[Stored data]
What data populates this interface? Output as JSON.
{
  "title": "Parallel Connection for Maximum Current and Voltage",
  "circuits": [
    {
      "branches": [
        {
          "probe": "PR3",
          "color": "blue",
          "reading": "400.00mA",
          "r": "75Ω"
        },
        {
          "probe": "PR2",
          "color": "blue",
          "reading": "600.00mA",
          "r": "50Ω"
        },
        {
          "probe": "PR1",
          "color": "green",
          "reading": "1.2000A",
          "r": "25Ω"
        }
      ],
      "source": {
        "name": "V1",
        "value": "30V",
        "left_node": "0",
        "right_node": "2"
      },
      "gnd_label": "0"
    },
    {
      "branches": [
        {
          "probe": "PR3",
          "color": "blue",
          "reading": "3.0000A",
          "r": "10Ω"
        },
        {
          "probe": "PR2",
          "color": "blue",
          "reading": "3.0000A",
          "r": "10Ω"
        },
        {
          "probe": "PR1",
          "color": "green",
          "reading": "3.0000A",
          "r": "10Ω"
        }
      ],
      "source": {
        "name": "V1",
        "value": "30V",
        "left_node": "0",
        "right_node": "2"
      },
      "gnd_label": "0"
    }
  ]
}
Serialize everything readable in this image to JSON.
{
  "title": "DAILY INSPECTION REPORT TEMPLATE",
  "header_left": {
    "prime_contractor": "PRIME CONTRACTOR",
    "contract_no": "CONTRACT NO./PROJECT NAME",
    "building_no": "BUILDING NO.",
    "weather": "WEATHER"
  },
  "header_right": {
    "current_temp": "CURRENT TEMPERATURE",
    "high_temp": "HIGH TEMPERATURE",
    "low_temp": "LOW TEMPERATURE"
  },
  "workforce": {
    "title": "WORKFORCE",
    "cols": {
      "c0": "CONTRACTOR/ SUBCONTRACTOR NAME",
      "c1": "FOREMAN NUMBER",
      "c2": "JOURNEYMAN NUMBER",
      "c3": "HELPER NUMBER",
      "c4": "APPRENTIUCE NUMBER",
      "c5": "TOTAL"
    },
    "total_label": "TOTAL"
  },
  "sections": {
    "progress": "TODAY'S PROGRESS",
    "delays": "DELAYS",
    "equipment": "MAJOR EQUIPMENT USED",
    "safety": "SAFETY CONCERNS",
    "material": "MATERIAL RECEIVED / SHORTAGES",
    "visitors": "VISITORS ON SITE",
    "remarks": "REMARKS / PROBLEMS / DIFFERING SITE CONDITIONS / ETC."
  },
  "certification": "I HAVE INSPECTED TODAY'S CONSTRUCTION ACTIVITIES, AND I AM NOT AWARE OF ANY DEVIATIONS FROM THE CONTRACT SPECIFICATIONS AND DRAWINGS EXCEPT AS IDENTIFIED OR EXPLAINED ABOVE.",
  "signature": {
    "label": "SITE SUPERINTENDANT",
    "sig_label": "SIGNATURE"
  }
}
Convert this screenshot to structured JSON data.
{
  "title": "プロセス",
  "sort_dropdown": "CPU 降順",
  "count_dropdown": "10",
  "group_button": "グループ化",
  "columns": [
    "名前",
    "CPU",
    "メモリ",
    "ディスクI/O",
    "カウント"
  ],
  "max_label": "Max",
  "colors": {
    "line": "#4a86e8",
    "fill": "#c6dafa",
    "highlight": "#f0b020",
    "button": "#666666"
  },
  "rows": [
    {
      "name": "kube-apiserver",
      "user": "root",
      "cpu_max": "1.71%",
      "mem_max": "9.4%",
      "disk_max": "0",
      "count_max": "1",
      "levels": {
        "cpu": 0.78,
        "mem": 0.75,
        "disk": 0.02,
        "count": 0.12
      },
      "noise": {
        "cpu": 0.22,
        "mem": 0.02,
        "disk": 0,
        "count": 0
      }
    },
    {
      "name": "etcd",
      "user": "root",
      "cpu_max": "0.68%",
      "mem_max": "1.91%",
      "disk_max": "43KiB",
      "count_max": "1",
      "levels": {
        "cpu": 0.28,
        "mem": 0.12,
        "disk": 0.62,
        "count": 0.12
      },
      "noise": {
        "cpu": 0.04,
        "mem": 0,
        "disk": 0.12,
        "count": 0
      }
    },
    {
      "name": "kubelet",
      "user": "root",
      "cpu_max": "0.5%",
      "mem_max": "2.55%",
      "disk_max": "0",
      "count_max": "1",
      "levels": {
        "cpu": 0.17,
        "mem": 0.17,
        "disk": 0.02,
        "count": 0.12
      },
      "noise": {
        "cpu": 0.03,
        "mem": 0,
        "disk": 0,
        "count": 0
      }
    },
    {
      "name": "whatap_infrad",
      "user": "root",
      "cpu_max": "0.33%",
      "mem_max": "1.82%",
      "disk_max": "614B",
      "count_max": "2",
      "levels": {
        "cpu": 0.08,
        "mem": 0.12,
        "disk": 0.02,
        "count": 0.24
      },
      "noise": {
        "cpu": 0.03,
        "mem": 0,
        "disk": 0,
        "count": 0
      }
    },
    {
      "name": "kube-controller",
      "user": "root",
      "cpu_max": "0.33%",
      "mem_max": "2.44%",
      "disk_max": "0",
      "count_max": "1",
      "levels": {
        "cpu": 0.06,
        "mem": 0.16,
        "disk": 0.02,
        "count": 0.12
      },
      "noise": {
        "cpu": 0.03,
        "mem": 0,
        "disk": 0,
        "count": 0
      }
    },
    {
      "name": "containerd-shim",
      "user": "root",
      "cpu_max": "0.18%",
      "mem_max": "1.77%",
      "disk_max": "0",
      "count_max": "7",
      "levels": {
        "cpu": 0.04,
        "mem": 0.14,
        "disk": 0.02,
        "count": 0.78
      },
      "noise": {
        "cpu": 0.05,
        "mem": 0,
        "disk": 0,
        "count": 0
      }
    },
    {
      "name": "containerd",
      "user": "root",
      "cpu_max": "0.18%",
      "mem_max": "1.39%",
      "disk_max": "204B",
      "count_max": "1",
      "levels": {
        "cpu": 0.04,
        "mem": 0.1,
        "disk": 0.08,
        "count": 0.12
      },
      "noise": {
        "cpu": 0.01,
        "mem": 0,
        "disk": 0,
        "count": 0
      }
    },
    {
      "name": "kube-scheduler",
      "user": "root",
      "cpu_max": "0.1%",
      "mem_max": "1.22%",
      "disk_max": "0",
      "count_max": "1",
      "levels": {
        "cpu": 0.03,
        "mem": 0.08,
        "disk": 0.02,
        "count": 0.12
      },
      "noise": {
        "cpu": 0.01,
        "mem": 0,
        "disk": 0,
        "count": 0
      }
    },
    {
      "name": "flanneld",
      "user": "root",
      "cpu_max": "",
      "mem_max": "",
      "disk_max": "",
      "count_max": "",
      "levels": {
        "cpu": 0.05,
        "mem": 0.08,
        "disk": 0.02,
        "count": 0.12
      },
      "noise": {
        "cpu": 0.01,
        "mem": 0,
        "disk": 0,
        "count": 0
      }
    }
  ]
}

What the task requires: Transcribe each entry exactly.

Task solution:
What data populates this interface? Output as JSON.
{
  "title": "Parallel Connection for Maximum Current and Voltage",
  "circuits": [
    {
      "branches": [
        {
          "probe": "PR3",
          "color": "blue",
          "reading": "400.00mA",
          "r": "75Ω"
        },
        {
          "probe": "PR2",
          "color": "blue",
          "reading": "600.00mA",
          "r": "50Ω"
        },
        {
          "probe": "PR1",
          "color": "green",
          "reading": "1.2000A",
          "r": "25Ω"
        }
      ],
      "source": {
        "name": "V1",
        "value": "30V",
        "left_node": "0",
        "right_node": "2"
      },
      "gnd_label": "0"
    },
    {
      "branches": [
        {
          "probe": "PR3",
          "color": "blue",
          "reading": "3.0000A",
          "r": "10Ω"
        },
        {
          "probe": "PR2",
          "color": "blue",
          "reading": "3.0000A",
          "r": "10Ω"
        },
        {
          "probe": "PR1",
          "color": "green",
          "reading": "3.0000A",
          "r": "10Ω"
        }
      ],
      "source": {
        "name": "V1",
        "value": "30V",
        "left_node": "0",
        "right_node": "2"
      },
      "gnd_label": "0"
    }
  ]
}
Serialize everything readable in this image to JSON.
{
  "title": "DAILY INSPECTION REPORT TEMPLATE",
  "header_left": {
    "prime_contractor": "PRIME CONTRACTOR",
    "contract_no": "CONTRACT NO./PROJECT NAME",
    "building_no": "BUILDING NO.",
    "weather": "WEATHER"
  },
  "header_right": {
    "current_temp": "CURRENT TEMPERATURE",
    "high_temp": "HIGH TEMPERATURE",
    "low_temp": "LOW TEMPERATURE"
  },
  "workforce": {
    "title": "WORKFORCE",
    "cols": {
      "c0": "CONTRACTOR/ SUBCONTRACTOR NAME",
      "c1": "FOREMAN NUMBER",
      "c2": "JOURNEYMAN NUMBER",
      "c3": "HELPER NUMBER",
      "c4": "APPRENTIUCE NUMBER",
      "c5": "TOTAL"
    },
    "total_label": "TOTAL"
  },
  "sections": {
    "progress": "TODAY'S PROGRESS",
    "delays": "DELAYS",
    "equipment": "MAJOR EQUIPMENT USED",
    "safety": "SAFETY CONCERNS",
    "material": "MATERIAL RECEIVED / SHORTAGES",
    "visitors": "VISITORS ON SITE",
    "remarks": "REMARKS / PROBLEMS / DIFFERING SITE CONDITIONS / ETC."
  },
  "certification": "I HAVE INSPECTED TODAY'S CONSTRUCTION ACTIVITIES, AND I AM NOT AWARE OF ANY DEVIATIONS FROM THE CONTRACT SPECIFICATIONS AND DRAWINGS EXCEPT AS IDENTIFIED OR EXPLAINED ABOVE.",
  "signature": {
    "label": "SITE SUPERINTENDANT",
    "sig_label": "SIGNATURE"
  }
}
Convert this screenshot to structured JSON data.
{
  "title": "プロセス",
  "sort_dropdown": "CPU 降順",
  "count_dropdown": "10",
  "group_button": "グループ化",
  "columns": [
    "名前",
    "CPU",
    "メモリ",
    "ディスクI/O",
    "カウント"
  ],
  "max_label": "Max",
  "colors": {
    "line": "#4a86e8",
    "fill": "#c6dafa",
    "highlight": "#f0b020",
    "button": "#666666"
  },
  "rows": [
    {
      "name": "kube-apiserver",
      "user": "root",
      "cpu_max": "1.71%",
      "mem_max": "9.4%",
      "disk_max": "0",
      "count_max": "1",
      "levels": {
        "cpu": 0.78,
        "mem": 0.75,
        "disk": 0.02,
        "count": 0.12
      },
      "noise": {
        "cpu": 0.22,
        "mem": 0.02,
        "disk": 0,
        "count": 0
      }
    },
    {
      "name": "etcd",
      "user": "root",
      "cpu_max": "0.68%",
      "mem_max": "1.91%",
      "disk_max": "43KiB",
      "count_max": "1",
      "levels": {
        "cpu": 0.28,
        "mem": 0.12,
        "disk": 0.62,
        "count": 0.12
      },
      "noise": {
        "cpu": 0.04,
        "mem": 0,
        "disk": 0.12,
        "count": 0
      }
    },
    {
      "name": "kubelet",
      "user": "root",
      "cpu_max": "0.5%",
      "mem_max": "2.55%",
      "disk_max": "0",
      "count_max": "1",
      "levels": {
        "cpu": 0.17,
        "mem": 0.17,
        "disk": 0.02,
        "count": 0.12
      },
      "noise": {
        "cpu": 0.03,
        "mem": 0,
        "disk": 0,
        "count": 0
      }
    },
    {
      "name": "whatap_infrad",
      "user": "root",
      "cpu_max": "0.33%",
      "mem_max": "1.82%",
      "disk_max": "614B",
      "count_max": "2",
      "levels": {
        "cpu": 0.08,
        "mem": 0.12,
        "disk": 0.02,
        "count": 0.24
      },
      "noise": {
        "cpu": 0.03,
        "mem": 0,
        "disk": 0,
        "count": 0
      }
    },
    {
      "name": "kube-controller",
      "user": "root",
      "cpu_max": "0.33%",
      "mem_max": "2.44%",
      "disk_max": "0",
      "count_max": "1",
      "levels": {
        "cpu": 0.06,
        "mem": 0.16,
        "disk": 0.02,
        "count": 0.12
      },
      "noise": {
        "cpu": 0.03,
        "mem": 0,
        "disk": 0,
        "count": 0
      }
    },
    {
      "name": "containerd-shim",
      "user": "root",
      "cpu_max": "0.18%",
      "mem_max": "1.77%",
      "disk_max": "0",
      "count_max": "7",
      "levels": {
        "cpu": 0.04,
        "mem": 0.14,
        "disk": 0.02,
        "count": 0.78
      },
      "noise": {
        "cpu": 0.05,
        "mem": 0,
        "disk": 0,
        "count": 0
      }
    },
    {
      "name": "containerd",
      "user": "root",
      "cpu_max": "0.18%",
      "mem_max": "1.39%",
      "disk_max": "204B",
      "count_max": "1",
      "levels": {
        "cpu": 0.04,
        "mem": 0.1,
        "disk": 0.08,
        "count": 0.12
      },
      "noise": {
        "cpu": 0.01,
        "mem": 0,
        "disk": 0,
        "count": 0
      }
    },
    {
      "name": "kube-scheduler",
      "user": "root",
      "cpu_max": "0.1%",
      "mem_max": "1.22%",
      "disk_max": "0",
      "count_max": "1",
      "levels": {
        "cpu": 0.03,
        "mem": 0.08,
        "disk": 0.02,
        "count": 0.12
      },
      "noise": {
        "cpu": 0.01,
        "mem": 0,
        "disk": 0,
        "count": 0
      }
    },
    {
      "name": "flanneld",
      "user": "root",
      "cpu_max": "",
      "mem_max": "",
      "disk_max": "",
      "count_max": "",
      "levels": {
        "cpu": 0.05,
        "mem": 0.08,
        "disk": 0.02,
        "count": 0.12
      },
      "noise": {
        "cpu": 0.01,
        "mem": 0,
        "disk": 0,
        "count": 0
      }
    }
  ]
}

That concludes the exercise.